*Set exercise*. Reproduce the listing verbatim.

*Dataset content*.
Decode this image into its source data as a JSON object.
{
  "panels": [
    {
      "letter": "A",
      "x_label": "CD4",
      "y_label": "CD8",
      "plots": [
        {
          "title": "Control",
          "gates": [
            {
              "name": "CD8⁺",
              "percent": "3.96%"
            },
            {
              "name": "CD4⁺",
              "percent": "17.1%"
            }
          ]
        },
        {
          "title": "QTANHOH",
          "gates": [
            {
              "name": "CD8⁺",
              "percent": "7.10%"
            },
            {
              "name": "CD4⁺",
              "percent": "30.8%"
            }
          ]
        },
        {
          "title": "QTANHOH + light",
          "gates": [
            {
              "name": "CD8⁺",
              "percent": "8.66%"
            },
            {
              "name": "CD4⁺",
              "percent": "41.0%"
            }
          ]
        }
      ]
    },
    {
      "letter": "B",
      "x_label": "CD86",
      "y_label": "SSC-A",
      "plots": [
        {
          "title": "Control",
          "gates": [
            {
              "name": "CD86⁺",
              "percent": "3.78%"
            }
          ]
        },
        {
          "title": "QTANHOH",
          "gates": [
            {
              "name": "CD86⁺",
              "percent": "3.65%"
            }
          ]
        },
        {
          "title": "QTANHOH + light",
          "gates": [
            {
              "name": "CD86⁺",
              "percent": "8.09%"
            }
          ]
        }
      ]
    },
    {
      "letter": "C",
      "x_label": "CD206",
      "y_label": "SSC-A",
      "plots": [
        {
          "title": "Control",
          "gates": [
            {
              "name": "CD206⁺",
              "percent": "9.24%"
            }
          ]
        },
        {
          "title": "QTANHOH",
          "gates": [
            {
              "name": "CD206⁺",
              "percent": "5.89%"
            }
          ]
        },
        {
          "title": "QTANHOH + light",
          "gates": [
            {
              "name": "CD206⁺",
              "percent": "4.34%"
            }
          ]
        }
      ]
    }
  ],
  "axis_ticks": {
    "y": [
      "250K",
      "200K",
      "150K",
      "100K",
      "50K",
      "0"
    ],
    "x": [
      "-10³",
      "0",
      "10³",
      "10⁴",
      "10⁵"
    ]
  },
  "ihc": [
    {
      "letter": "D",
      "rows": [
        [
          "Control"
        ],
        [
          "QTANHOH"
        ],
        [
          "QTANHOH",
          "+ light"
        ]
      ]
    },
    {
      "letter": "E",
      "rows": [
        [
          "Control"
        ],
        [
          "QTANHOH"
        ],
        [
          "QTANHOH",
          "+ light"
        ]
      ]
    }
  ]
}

*Expected answer*.
Decode this image into its source data as a JSON object.
{
  "panels": [
    {
      "letter": "A",
      "x_label": "CD4",
      "y_label": "CD8",
      "plots": [
        {
          "title": "Control",
          "gates": [
            {
              "name": "CD8⁺",
              "percent": "3.96%"
            },
            {
              "name": "CD4⁺",
              "percent": "17.1%"
            }
          ]
        },
        {
          "title": "QTANHOH",
          "gates": [
            {
              "name": "CD8⁺",
              "percent": "7.10%"
            },
            {
              "name": "CD4⁺",
              "percent": "30.8%"
            }
          ]
        },
        {
          "title": "QTANHOH + light",
          "gates": [
            {
              "name": "CD8⁺",
              "percent": "8.66%"
            },
            {
              "name": "CD4⁺",
              "percent": "41.0%"
            }
          ]
        }
      ]
    },
    {
      "letter": "B",
      "x_label": "CD86",
      "y_label": "SSC-A",
      "plots": [
        {
          "title": "Control",
          "gates": [
            {
              "name": "CD86⁺",
              "percent": "3.78%"
            }
          ]
        },
        {
          "title": "QTANHOH",
          "gates": [
            {
              "name": "CD86⁺",
              "percent": "3.65%"
            }
          ]
        },
        {
          "title": "QTANHOH + light",
          "gates": [
            {
              "name": "CD86⁺",
              "percent": "8.09%"
            }
          ]
        }
      ]
    },
    {
      "letter": "C",
      "x_label": "CD206",
      "y_label": "SSC-A",
      "plots": [
        {
          "title": "Control",
          "gates": [
            {
              "name": "CD206⁺",
              "percent": "9.24%"
            }
          ]
        },
        {
          "title": "QTANHOH",
          "gates": [
            {
              "name": "CD206⁺",
              "percent": "5.89%"
            }
          ]
        },
        {
          "title": "QTANHOH + light",
          "gates": [
            {
              "name": "CD206⁺",
              "percent": "4.34%"
            }
          ]
        }
      ]
    }
  ],
  "axis_ticks": {
    "y": [
      "250K",
      "200K",
      "150K",
      "100K",
      "50K",
      "0"
    ],
    "x": [
      "-10³",
      "0",
      "10³",
      "10⁴",
      "10⁵"
    ]
  },
  "ihc": [
    {
      "letter": "D",
      "rows": [
        [
          "Control"
        ],
        [
          "QTANHOH"
        ],
        [
          "QTANHOH",
          "+ light"
        ]
      ]
    },
    {
      "letter": "E",
      "rows": [
        [
          "Control"
        ],
        [
          "QTANHOH"
        ],
        [
          "QTANHOH",
          "+ light"
        ]
      ]
    }
  ]
}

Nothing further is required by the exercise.